= EXERCISE GOAL =
Find every line with the word "zhaopin". Copy those lines.

* BEGIN *

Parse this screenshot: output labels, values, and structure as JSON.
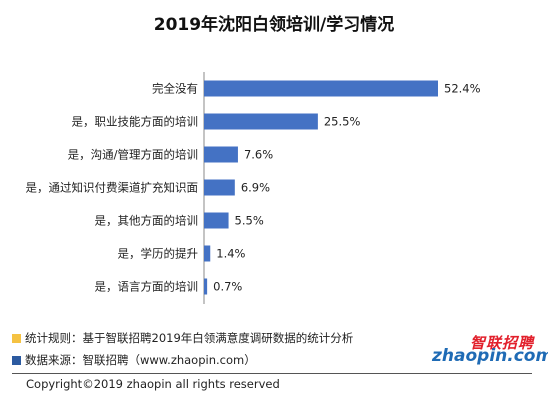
{
  "title": "2019年沈阳白领培训/学习情况",
  "chart_data": {
    "type": "bar",
    "orientation": "horizontal",
    "categories": [
      "完全没有",
      "是，职业技能方面的培训",
      "是，沟通/管理方面的培训",
      "是，通过知识付费渠道扩充知识面",
      "是，其他方面的培训",
      "是，学历的提升",
      "是，语言方面的培训"
    ],
    "values": [
      52.4,
      25.5,
      7.6,
      6.9,
      5.5,
      1.4,
      0.7
    ],
    "value_labels": [
      "52.4%",
      "25.5%",
      "7.6%",
      "6.9%",
      "5.5%",
      "1.4%",
      "0.7%"
    ],
    "bar_color": "#4472c4",
    "grid": false,
    "legend": "none"
  },
  "notes": {
    "rule": "统计规则：基于智联招聘2019年白领满意度调研数据的统计分析",
    "source": "数据来源：智联招聘（www.zhaopin.com）",
    "rule_color": "#f5c242",
    "source_color": "#2c5aa0"
  },
  "logo": {
    "cn": "智联招聘",
    "en": "zhaopin.com"
  },
  "copyright": "Copyright©2019 zhaopin all rights reserved"
}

* END *

= FULL RESPONSE =
    "source": "数据来源：智联招聘（www.zhaopin.com）",
    "en": "zhaopin.com"
  "copyright": "Copyright©2019 zhaopin all rights reserved"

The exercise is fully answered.